SET EXERCISE: Show all lines from the listing below that contain "arrow".

Dataset excerpt
···
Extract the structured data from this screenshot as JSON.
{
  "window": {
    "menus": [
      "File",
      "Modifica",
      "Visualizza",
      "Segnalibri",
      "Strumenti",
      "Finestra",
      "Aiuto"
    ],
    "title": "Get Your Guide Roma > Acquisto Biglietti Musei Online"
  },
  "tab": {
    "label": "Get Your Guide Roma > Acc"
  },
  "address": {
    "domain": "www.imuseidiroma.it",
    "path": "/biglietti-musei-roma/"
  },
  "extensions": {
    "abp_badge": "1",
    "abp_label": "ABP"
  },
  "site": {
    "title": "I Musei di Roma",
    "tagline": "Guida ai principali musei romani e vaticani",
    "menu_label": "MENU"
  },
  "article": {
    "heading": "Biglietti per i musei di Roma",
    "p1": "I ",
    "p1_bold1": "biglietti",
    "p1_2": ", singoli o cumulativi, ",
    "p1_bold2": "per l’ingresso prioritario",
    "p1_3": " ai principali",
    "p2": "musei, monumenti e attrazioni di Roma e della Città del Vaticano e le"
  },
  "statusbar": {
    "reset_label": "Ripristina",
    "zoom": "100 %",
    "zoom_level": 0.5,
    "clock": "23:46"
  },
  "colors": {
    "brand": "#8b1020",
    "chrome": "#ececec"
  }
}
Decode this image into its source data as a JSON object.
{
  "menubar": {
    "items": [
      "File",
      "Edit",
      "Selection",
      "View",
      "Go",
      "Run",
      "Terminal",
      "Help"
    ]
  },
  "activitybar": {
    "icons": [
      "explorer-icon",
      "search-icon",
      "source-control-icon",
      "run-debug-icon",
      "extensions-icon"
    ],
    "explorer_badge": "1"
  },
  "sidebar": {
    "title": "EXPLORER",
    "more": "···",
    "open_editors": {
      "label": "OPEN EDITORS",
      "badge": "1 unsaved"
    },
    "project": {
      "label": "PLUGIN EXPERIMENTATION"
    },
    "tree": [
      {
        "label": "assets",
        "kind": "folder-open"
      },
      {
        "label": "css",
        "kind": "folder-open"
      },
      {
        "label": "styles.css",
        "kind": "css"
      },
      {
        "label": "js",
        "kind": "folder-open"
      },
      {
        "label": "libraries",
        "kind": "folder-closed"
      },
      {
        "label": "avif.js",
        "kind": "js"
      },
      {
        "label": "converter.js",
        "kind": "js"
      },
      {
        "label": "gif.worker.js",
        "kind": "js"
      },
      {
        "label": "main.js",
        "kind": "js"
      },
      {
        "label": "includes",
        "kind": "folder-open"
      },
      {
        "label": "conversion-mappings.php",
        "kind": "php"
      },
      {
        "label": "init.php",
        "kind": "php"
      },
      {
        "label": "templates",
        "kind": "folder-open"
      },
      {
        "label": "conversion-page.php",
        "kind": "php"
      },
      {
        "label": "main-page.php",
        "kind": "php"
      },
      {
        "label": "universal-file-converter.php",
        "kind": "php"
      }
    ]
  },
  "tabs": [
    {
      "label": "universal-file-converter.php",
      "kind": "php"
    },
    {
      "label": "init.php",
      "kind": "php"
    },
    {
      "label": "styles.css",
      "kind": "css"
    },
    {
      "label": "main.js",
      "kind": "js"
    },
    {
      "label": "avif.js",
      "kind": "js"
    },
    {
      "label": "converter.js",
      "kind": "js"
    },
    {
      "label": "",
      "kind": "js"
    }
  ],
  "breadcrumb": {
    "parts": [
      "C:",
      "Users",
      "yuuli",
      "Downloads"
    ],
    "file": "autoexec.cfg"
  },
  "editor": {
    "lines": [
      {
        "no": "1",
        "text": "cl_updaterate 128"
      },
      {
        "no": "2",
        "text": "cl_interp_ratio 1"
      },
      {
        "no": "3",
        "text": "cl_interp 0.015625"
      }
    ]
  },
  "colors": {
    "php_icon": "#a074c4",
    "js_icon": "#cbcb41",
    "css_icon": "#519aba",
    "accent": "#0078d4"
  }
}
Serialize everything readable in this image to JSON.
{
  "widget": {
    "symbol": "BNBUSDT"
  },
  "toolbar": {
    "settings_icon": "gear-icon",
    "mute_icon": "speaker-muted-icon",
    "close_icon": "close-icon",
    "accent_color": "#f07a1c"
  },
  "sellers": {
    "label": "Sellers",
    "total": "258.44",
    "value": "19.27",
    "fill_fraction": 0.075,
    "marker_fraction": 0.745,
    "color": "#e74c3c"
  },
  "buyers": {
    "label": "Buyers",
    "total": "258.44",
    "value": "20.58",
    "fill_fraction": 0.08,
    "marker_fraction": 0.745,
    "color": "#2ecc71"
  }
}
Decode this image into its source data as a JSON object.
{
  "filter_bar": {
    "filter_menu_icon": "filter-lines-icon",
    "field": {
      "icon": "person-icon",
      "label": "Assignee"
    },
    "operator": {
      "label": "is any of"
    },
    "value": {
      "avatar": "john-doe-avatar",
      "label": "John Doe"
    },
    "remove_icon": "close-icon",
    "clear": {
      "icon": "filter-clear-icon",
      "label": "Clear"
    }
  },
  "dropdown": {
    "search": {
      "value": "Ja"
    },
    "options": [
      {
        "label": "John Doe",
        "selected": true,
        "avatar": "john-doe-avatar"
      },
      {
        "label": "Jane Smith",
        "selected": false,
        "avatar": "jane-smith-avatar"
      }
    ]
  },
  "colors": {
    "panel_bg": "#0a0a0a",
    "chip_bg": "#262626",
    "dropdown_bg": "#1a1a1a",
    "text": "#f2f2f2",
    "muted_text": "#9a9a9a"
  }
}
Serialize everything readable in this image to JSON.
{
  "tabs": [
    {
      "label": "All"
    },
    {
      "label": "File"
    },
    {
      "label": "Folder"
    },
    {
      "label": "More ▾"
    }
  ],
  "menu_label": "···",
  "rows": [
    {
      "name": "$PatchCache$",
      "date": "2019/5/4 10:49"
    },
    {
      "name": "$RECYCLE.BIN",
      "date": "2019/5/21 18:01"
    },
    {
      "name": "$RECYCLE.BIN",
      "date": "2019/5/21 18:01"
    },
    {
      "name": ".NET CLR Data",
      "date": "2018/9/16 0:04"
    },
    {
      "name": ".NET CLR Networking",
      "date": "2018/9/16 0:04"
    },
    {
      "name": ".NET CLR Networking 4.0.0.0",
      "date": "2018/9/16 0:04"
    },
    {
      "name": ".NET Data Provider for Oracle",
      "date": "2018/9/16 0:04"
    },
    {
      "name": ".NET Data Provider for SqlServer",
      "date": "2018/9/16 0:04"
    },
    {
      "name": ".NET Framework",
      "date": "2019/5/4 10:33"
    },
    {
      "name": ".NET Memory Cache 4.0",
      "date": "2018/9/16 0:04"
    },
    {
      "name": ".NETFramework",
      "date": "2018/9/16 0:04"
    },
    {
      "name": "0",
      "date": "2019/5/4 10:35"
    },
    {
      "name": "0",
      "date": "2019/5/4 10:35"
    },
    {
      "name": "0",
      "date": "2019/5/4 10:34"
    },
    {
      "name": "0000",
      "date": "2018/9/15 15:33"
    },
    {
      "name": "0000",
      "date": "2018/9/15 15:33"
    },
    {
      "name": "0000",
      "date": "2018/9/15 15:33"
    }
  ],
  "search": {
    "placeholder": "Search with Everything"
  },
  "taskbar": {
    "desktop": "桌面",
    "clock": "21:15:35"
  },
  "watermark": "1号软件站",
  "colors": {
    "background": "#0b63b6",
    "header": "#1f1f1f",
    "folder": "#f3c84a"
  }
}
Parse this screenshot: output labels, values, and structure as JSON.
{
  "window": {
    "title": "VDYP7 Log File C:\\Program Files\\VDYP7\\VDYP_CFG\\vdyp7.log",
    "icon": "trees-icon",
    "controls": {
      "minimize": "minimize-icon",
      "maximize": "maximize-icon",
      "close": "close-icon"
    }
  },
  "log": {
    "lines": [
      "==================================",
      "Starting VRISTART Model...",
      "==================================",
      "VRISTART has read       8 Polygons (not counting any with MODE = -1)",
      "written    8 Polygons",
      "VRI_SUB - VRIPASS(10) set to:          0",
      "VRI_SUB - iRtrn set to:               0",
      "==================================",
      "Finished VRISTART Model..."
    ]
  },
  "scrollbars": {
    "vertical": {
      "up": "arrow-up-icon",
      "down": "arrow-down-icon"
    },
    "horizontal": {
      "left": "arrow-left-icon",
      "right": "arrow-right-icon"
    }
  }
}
···
RESULT OF THE TASK:
      "up": "arrow-up-icon",
      "down": "arrow-down-icon"
      "left": "arrow-left-icon",
      "right": "arrow-right-icon"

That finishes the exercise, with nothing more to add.